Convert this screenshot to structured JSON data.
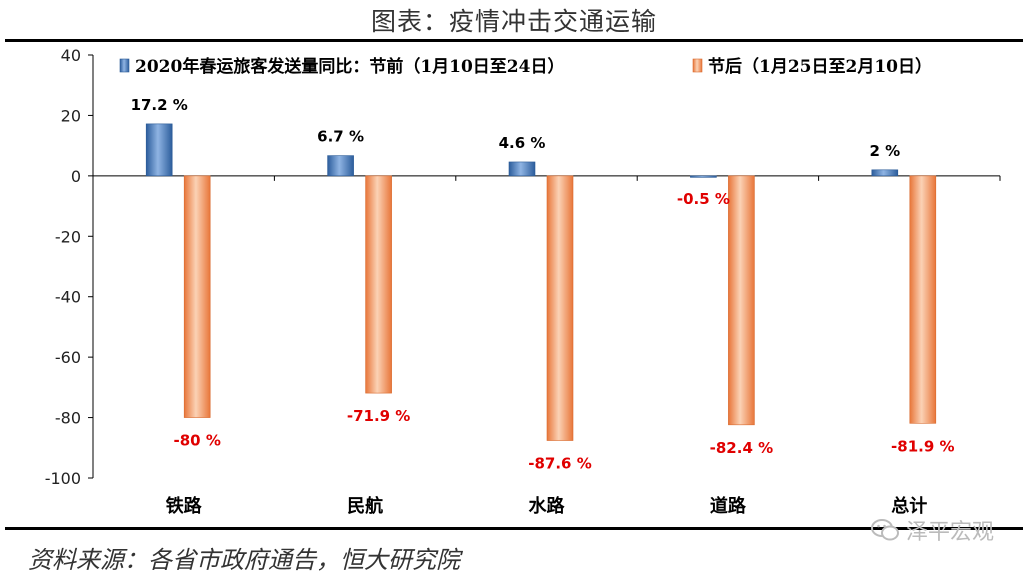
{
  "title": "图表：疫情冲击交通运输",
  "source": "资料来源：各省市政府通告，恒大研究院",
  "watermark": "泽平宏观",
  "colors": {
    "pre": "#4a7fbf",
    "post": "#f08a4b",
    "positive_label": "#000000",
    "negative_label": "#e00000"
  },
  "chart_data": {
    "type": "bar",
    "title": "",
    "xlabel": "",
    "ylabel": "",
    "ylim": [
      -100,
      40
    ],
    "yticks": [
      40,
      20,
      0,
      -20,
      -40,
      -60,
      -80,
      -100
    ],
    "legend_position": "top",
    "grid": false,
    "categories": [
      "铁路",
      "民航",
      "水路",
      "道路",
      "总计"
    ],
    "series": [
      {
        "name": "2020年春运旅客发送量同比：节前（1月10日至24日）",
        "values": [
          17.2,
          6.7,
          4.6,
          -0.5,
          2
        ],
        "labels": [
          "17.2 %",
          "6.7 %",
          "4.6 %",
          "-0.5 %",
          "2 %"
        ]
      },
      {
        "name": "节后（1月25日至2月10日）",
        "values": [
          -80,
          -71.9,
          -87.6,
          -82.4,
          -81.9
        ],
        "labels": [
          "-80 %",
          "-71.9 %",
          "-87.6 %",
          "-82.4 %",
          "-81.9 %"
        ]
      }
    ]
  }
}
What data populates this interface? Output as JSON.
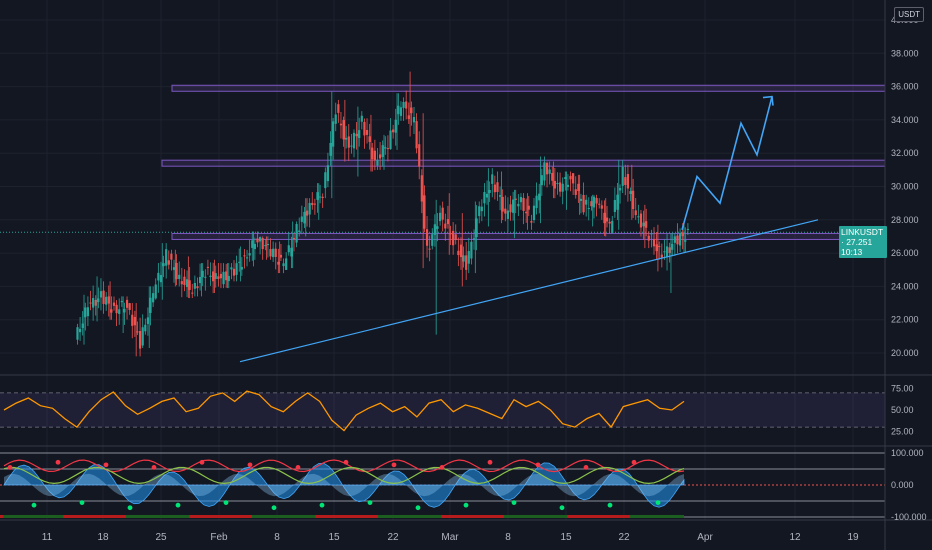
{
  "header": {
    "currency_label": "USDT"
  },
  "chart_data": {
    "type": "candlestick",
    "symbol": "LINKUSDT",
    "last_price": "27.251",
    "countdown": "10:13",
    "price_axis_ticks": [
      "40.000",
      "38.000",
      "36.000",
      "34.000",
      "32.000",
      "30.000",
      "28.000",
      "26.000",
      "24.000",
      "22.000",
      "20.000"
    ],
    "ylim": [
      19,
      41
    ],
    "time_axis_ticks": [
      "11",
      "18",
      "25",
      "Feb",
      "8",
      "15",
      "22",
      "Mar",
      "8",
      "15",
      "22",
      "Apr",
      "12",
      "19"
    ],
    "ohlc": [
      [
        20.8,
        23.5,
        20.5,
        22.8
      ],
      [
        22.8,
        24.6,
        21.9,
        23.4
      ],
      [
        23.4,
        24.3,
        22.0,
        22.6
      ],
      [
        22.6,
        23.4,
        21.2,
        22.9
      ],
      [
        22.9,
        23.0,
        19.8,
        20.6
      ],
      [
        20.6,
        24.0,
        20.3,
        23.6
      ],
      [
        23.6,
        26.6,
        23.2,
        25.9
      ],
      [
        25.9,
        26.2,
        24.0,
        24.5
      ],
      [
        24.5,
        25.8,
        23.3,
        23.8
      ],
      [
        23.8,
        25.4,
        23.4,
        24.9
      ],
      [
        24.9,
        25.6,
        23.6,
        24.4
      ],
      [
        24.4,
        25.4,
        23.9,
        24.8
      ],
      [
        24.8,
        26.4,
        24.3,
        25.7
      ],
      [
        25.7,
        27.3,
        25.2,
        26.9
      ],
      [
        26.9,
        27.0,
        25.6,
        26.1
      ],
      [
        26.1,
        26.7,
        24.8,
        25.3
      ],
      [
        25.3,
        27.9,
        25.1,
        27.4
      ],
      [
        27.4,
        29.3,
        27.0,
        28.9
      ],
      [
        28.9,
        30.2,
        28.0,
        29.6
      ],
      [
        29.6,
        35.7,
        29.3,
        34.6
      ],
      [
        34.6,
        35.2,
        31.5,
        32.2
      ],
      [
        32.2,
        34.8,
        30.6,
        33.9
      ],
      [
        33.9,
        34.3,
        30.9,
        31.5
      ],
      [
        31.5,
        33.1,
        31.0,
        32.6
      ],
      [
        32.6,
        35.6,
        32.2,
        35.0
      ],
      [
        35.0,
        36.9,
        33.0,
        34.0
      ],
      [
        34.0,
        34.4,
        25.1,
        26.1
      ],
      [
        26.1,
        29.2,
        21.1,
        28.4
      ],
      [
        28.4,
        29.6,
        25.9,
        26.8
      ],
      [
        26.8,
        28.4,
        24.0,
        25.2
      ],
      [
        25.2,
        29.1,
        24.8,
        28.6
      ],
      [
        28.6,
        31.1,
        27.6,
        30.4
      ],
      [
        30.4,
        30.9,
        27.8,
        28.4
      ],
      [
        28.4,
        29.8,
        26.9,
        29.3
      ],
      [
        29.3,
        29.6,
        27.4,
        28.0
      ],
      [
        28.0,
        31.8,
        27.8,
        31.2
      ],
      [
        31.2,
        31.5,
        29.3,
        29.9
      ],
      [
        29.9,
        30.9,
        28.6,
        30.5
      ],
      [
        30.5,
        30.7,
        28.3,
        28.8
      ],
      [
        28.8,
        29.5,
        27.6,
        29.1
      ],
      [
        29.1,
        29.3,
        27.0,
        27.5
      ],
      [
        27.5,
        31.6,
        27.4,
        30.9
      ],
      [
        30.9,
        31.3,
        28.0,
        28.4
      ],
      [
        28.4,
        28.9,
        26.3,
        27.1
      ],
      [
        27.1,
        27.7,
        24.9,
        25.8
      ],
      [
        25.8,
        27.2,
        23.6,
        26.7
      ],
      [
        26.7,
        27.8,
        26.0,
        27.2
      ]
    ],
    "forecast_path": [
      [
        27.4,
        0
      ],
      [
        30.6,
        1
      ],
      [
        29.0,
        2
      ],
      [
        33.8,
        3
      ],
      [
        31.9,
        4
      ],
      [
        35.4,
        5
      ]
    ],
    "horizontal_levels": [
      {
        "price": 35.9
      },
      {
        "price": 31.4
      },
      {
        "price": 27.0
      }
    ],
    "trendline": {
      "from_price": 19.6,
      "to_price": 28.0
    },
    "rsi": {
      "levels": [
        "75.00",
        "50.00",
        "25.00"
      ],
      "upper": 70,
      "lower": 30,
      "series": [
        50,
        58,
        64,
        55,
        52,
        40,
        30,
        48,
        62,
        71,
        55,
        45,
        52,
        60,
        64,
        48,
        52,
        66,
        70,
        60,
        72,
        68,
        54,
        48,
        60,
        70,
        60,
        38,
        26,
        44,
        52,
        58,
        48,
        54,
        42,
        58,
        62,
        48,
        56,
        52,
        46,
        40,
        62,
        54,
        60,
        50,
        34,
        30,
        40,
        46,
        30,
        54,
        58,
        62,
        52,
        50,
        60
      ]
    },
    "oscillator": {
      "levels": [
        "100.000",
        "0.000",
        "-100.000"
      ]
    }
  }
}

PROMPT:
Every record above should be written out again without change, except that the pictures are left out.

RESPONSE TO THE TASK:
Convert this screenshot to structured JSON data.
{
  "title": "图表：疫情冲击交通运输",
  "source": "资料来源：各省市政府通告，恒大研究院",
  "watermark": "泽平宏观",
  "colors": {
    "pre": "#4a7fbf",
    "post": "#f08a4b",
    "positive_label": "#000000",
    "negative_label": "#e00000"
  },
  "chart_data": {
    "type": "bar",
    "title": "",
    "xlabel": "",
    "ylabel": "",
    "ylim": [
      -100,
      40
    ],
    "yticks": [
      40,
      20,
      0,
      -20,
      -40,
      -60,
      -80,
      -100
    ],
    "legend_position": "top",
    "grid": false,
    "categories": [
      "铁路",
      "民航",
      "水路",
      "道路",
      "总计"
    ],
    "series": [
      {
        "name": "2020年春运旅客发送量同比：节前（1月10日至24日）",
        "values": [
          17.2,
          6.7,
          4.6,
          -0.5,
          2
        ],
        "labels": [
          "17.2 %",
          "6.7 %",
          "4.6 %",
          "-0.5 %",
          "2 %"
        ]
      },
      {
        "name": "节后（1月25日至2月10日）",
        "values": [
          -80,
          -71.9,
          -87.6,
          -82.4,
          -81.9
        ],
        "labels": [
          "-80 %",
          "-71.9 %",
          "-87.6 %",
          "-82.4 %",
          "-81.9 %"
        ]
      }
    ]
  }
}
What data populates this interface? Output as JSON.
{
  "header": {
    "currency_label": "USDT"
  },
  "chart_data": {
    "type": "candlestick",
    "symbol": "LINKUSDT",
    "last_price": "27.251",
    "countdown": "10:13",
    "price_axis_ticks": [
      "40.000",
      "38.000",
      "36.000",
      "34.000",
      "32.000",
      "30.000",
      "28.000",
      "26.000",
      "24.000",
      "22.000",
      "20.000"
    ],
    "ylim": [
      19,
      41
    ],
    "time_axis_ticks": [
      "11",
      "18",
      "25",
      "Feb",
      "8",
      "15",
      "22",
      "Mar",
      "8",
      "15",
      "22",
      "Apr",
      "12",
      "19"
    ],
    "ohlc": [
      [
        20.8,
        23.5,
        20.5,
        22.8
      ],
      [
        22.8,
        24.6,
        21.9,
        23.4
      ],
      [
        23.4,
        24.3,
        22.0,
        22.6
      ],
      [
        22.6,
        23.4,
        21.2,
        22.9
      ],
      [
        22.9,
        23.0,
        19.8,
        20.6
      ],
      [
        20.6,
        24.0,
        20.3,
        23.6
      ],
      [
        23.6,
        26.6,
        23.2,
        25.9
      ],
      [
        25.9,
        26.2,
        24.0,
        24.5
      ],
      [
        24.5,
        25.8,
        23.3,
        23.8
      ],
      [
        23.8,
        25.4,
        23.4,
        24.9
      ],
      [
        24.9,
        25.6,
        23.6,
        24.4
      ],
      [
        24.4,
        25.4,
        23.9,
        24.8
      ],
      [
        24.8,
        26.4,
        24.3,
        25.7
      ],
      [
        25.7,
        27.3,
        25.2,
        26.9
      ],
      [
        26.9,
        27.0,
        25.6,
        26.1
      ],
      [
        26.1,
        26.7,
        24.8,
        25.3
      ],
      [
        25.3,
        27.9,
        25.1,
        27.4
      ],
      [
        27.4,
        29.3,
        27.0,
        28.9
      ],
      [
        28.9,
        30.2,
        28.0,
        29.6
      ],
      [
        29.6,
        35.7,
        29.3,
        34.6
      ],
      [
        34.6,
        35.2,
        31.5,
        32.2
      ],
      [
        32.2,
        34.8,
        30.6,
        33.9
      ],
      [
        33.9,
        34.3,
        30.9,
        31.5
      ],
      [
        31.5,
        33.1,
        31.0,
        32.6
      ],
      [
        32.6,
        35.6,
        32.2,
        35.0
      ],
      [
        35.0,
        36.9,
        33.0,
        34.0
      ],
      [
        34.0,
        34.4,
        25.1,
        26.1
      ],
      [
        26.1,
        29.2,
        21.1,
        28.4
      ],
      [
        28.4,
        29.6,
        25.9,
        26.8
      ],
      [
        26.8,
        28.4,
        24.0,
        25.2
      ],
      [
        25.2,
        29.1,
        24.8,
        28.6
      ],
      [
        28.6,
        31.1,
        27.6,
        30.4
      ],
      [
        30.4,
        30.9,
        27.8,
        28.4
      ],
      [
        28.4,
        29.8,
        26.9,
        29.3
      ],
      [
        29.3,
        29.6,
        27.4,
        28.0
      ],
      [
        28.0,
        31.8,
        27.8,
        31.2
      ],
      [
        31.2,
        31.5,
        29.3,
        29.9
      ],
      [
        29.9,
        30.9,
        28.6,
        30.5
      ],
      [
        30.5,
        30.7,
        28.3,
        28.8
      ],
      [
        28.8,
        29.5,
        27.6,
        29.1
      ],
      [
        29.1,
        29.3,
        27.0,
        27.5
      ],
      [
        27.5,
        31.6,
        27.4,
        30.9
      ],
      [
        30.9,
        31.3,
        28.0,
        28.4
      ],
      [
        28.4,
        28.9,
        26.3,
        27.1
      ],
      [
        27.1,
        27.7,
        24.9,
        25.8
      ],
      [
        25.8,
        27.2,
        23.6,
        26.7
      ],
      [
        26.7,
        27.8,
        26.0,
        27.2
      ]
    ],
    "forecast_path": [
      [
        27.4,
        0
      ],
      [
        30.6,
        1
      ],
      [
        29.0,
        2
      ],
      [
        33.8,
        3
      ],
      [
        31.9,
        4
      ],
      [
        35.4,
        5
      ]
    ],
    "horizontal_levels": [
      {
        "price": 35.9
      },
      {
        "price": 31.4
      },
      {
        "price": 27.0
      }
    ],
    "trendline": {
      "from_price": 19.6,
      "to_price": 28.0
    },
    "rsi": {
      "levels": [
        "75.00",
        "50.00",
        "25.00"
      ],
      "upper": 70,
      "lower": 30,
      "series": [
        50,
        58,
        64,
        55,
        52,
        40,
        30,
        48,
        62,
        71,
        55,
        45,
        52,
        60,
        64,
        48,
        52,
        66,
        70,
        60,
        72,
        68,
        54,
        48,
        60,
        70,
        60,
        38,
        26,
        44,
        52,
        58,
        48,
        54,
        42,
        58,
        62,
        48,
        56,
        52,
        46,
        40,
        62,
        54,
        60,
        50,
        34,
        30,
        40,
        46,
        30,
        54,
        58,
        62,
        52,
        50,
        60
      ]
    },
    "oscillator": {
      "levels": [
        "100.000",
        "0.000",
        "-100.000"
      ]
    }
  }
}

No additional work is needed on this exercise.